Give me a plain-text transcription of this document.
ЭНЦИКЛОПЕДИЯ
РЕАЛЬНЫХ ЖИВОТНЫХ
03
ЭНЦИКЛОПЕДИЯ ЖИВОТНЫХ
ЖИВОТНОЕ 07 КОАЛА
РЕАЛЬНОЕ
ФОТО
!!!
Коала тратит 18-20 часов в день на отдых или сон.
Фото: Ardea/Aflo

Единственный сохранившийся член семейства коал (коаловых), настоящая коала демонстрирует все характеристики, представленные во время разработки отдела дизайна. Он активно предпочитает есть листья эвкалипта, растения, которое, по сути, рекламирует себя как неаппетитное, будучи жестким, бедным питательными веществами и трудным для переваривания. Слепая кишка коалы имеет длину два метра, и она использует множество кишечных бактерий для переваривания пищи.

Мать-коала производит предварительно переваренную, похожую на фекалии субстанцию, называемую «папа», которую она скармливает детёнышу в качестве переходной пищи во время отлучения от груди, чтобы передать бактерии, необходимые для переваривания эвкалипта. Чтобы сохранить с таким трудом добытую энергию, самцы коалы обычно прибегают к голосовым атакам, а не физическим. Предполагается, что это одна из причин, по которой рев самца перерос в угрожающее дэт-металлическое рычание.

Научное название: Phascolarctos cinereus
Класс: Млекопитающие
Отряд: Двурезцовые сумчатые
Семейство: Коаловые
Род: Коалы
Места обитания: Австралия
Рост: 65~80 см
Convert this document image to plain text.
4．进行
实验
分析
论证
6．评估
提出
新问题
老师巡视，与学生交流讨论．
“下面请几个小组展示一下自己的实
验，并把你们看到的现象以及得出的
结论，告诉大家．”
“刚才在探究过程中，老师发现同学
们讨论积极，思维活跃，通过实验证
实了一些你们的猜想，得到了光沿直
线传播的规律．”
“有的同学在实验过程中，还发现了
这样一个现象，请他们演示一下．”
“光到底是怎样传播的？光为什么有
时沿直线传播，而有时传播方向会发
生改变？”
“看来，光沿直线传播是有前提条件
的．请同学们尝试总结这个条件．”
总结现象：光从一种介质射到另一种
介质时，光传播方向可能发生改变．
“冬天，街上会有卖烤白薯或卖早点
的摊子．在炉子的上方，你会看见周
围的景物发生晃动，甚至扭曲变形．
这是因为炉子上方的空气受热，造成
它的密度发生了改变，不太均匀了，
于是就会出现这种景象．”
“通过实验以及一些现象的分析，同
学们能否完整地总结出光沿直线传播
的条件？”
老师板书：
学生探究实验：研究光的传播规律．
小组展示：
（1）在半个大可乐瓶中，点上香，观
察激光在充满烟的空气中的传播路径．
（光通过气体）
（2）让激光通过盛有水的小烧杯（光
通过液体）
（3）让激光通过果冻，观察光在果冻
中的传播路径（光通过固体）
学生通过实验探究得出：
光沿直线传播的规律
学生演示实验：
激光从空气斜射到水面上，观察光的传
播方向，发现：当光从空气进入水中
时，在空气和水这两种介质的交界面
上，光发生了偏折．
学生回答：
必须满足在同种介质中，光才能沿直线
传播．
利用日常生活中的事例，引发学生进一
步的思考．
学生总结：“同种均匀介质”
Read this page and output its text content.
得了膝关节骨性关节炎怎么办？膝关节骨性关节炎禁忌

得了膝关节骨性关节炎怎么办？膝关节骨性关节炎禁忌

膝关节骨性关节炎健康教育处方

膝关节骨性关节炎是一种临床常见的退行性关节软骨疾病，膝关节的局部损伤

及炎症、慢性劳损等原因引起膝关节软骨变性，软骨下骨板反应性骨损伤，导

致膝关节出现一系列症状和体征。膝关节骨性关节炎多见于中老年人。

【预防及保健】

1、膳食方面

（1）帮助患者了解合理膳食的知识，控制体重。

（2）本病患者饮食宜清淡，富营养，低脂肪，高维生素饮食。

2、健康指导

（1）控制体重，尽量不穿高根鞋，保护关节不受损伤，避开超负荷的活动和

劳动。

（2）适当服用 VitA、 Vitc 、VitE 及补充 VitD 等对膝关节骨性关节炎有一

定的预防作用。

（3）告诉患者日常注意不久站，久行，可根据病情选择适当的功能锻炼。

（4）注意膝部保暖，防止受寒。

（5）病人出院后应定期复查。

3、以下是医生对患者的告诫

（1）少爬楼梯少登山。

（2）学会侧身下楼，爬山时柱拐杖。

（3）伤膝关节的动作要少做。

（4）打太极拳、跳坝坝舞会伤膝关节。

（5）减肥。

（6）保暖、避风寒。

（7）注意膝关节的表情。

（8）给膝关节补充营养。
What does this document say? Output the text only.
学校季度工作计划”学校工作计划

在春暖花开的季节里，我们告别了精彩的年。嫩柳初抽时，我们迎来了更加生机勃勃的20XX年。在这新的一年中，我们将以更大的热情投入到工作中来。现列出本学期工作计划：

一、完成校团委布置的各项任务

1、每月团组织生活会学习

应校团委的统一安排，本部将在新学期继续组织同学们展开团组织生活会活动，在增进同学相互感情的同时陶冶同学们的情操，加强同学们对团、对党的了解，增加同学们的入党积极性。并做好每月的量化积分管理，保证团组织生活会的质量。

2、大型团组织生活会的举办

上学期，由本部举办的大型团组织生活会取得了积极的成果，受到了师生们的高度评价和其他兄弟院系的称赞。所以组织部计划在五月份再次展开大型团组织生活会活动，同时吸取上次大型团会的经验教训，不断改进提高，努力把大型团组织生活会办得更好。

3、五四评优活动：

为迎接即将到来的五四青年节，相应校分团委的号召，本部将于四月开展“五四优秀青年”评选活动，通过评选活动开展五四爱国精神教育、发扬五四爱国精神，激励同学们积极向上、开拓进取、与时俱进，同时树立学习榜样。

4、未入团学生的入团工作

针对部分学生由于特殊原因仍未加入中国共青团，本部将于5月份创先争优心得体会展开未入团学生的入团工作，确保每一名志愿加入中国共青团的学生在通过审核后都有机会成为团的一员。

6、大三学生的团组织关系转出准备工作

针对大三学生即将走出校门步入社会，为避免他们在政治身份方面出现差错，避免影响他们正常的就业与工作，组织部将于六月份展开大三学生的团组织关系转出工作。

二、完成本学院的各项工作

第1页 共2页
--------------------------------
# Job
Extract the whole listing, character for character.

# The output
Give me a plain-text transcription of this document.
ЭНЦИКЛОПЕДИЯ
РЕАЛЬНЫХ ЖИВОТНЫХ
03
ЭНЦИКЛОПЕДИЯ ЖИВОТНЫХ
ЖИВОТНОЕ 07 КОАЛА
РЕАЛЬНОЕ
ФОТО
!!!
Коала тратит 18-20 часов в день на отдых или сон.
Фото: Ardea/Aflo

Единственный сохранившийся член семейства коал (коаловых), настоящая коала демонстрирует все характеристики, представленные во время разработки отдела дизайна. Он активно предпочитает есть листья эвкалипта, растения, которое, по сути, рекламирует себя как неаппетитное, будучи жестким, бедным питательными веществами и трудным для переваривания. Слепая кишка коалы имеет длину два метра, и она использует множество кишечных бактерий для переваривания пищи.

Мать-коала производит предварительно переваренную, похожую на фекалии субстанцию, называемую «папа», которую она скармливает детёнышу в качестве переходной пищи во время отлучения от груди, чтобы передать бактерии, необходимые для переваривания эвкалипта. Чтобы сохранить с таким трудом добытую энергию, самцы коалы обычно прибегают к голосовым атакам, а не физическим. Предполагается, что это одна из причин, по которой рев самца перерос в угрожающее дэт-металлическое рычание.

Научное название: Phascolarctos cinereus
Класс: Млекопитающие
Отряд: Двурезцовые сумчатые
Семейство: Коаловые
Род: Коалы
Места обитания: Австралия
Рост: 65~80 см
Convert this document image to plain text.
4．进行
实验
分析
论证
6．评估
提出
新问题
老师巡视，与学生交流讨论．
“下面请几个小组展示一下自己的实
验，并把你们看到的现象以及得出的
结论，告诉大家．”
“刚才在探究过程中，老师发现同学
们讨论积极，思维活跃，通过实验证
实了一些你们的猜想，得到了光沿直
线传播的规律．”
“有的同学在实验过程中，还发现了
这样一个现象，请他们演示一下．”
“光到底是怎样传播的？光为什么有
时沿直线传播，而有时传播方向会发
生改变？”
“看来，光沿直线传播是有前提条件
的．请同学们尝试总结这个条件．”
总结现象：光从一种介质射到另一种
介质时，光传播方向可能发生改变．
“冬天，街上会有卖烤白薯或卖早点
的摊子．在炉子的上方，你会看见周
围的景物发生晃动，甚至扭曲变形．
这是因为炉子上方的空气受热，造成
它的密度发生了改变，不太均匀了，
于是就会出现这种景象．”
“通过实验以及一些现象的分析，同
学们能否完整地总结出光沿直线传播
的条件？”
老师板书：
学生探究实验：研究光的传播规律．
小组展示：
（1）在半个大可乐瓶中，点上香，观
察激光在充满烟的空气中的传播路径．
（光通过气体）
（2）让激光通过盛有水的小烧杯（光
通过液体）
（3）让激光通过果冻，观察光在果冻
中的传播路径（光通过固体）
学生通过实验探究得出：
光沿直线传播的规律
学生演示实验：
激光从空气斜射到水面上，观察光的传
播方向，发现：当光从空气进入水中
时，在空气和水这两种介质的交界面
上，光发生了偏折．
学生回答：
必须满足在同种介质中，光才能沿直线
传播．
利用日常生活中的事例，引发学生进一
步的思考．
学生总结：“同种均匀介质”
Read this page and output its text content.
得了膝关节骨性关节炎怎么办？膝关节骨性关节炎禁忌

得了膝关节骨性关节炎怎么办？膝关节骨性关节炎禁忌

膝关节骨性关节炎健康教育处方

膝关节骨性关节炎是一种临床常见的退行性关节软骨疾病，膝关节的局部损伤

及炎症、慢性劳损等原因引起膝关节软骨变性，软骨下骨板反应性骨损伤，导

致膝关节出现一系列症状和体征。膝关节骨性关节炎多见于中老年人。

【预防及保健】

1、膳食方面

（1）帮助患者了解合理膳食的知识，控制体重。

（2）本病患者饮食宜清淡，富营养，低脂肪，高维生素饮食。

2、健康指导

（1）控制体重，尽量不穿高根鞋，保护关节不受损伤，避开超负荷的活动和

劳动。

（2）适当服用 VitA、 Vitc 、VitE 及补充 VitD 等对膝关节骨性关节炎有一

定的预防作用。

（3）告诉患者日常注意不久站，久行，可根据病情选择适当的功能锻炼。

（4）注意膝部保暖，防止受寒。

（5）病人出院后应定期复查。

3、以下是医生对患者的告诫

（1）少爬楼梯少登山。

（2）学会侧身下楼，爬山时柱拐杖。

（3）伤膝关节的动作要少做。

（4）打太极拳、跳坝坝舞会伤膝关节。

（5）减肥。

（6）保暖、避风寒。

（7）注意膝关节的表情。

（8）给膝关节补充营养。
What does this document say? Output the text only.
学校季度工作计划”学校工作计划

在春暖花开的季节里，我们告别了精彩的年。嫩柳初抽时，我们迎来了更加生机勃勃的20XX年。在这新的一年中，我们将以更大的热情投入到工作中来。现列出本学期工作计划：

一、完成校团委布置的各项任务

1、每月团组织生活会学习

应校团委的统一安排，本部将在新学期继续组织同学们展开团组织生活会活动，在增进同学相互感情的同时陶冶同学们的情操，加强同学们对团、对党的了解，增加同学们的入党积极性。并做好每月的量化积分管理，保证团组织生活会的质量。

2、大型团组织生活会的举办

上学期，由本部举办的大型团组织生活会取得了积极的成果，受到了师生们的高度评价和其他兄弟院系的称赞。所以组织部计划在五月份再次展开大型团组织生活会活动，同时吸取上次大型团会的经验教训，不断改进提高，努力把大型团组织生活会办得更好。

3、五四评优活动：

为迎接即将到来的五四青年节，相应校分团委的号召，本部将于四月开展“五四优秀青年”评选活动，通过评选活动开展五四爱国精神教育、发扬五四爱国精神，激励同学们积极向上、开拓进取、与时俱进，同时树立学习榜样。

4、未入团学生的入团工作

针对部分学生由于特殊原因仍未加入中国共青团，本部将于5月份创先争优心得体会展开未入团学生的入团工作，确保每一名志愿加入中国共青团的学生在通过审核后都有机会成为团的一员。

6、大三学生的团组织关系转出准备工作

针对大三学生即将走出校门步入社会，为避免他们在政治身份方面出现差错，避免影响他们正常的就业与工作，组织部将于六月份展开大三学生的团组织关系转出工作。

二、完成本学院的各项工作

第1页 共2页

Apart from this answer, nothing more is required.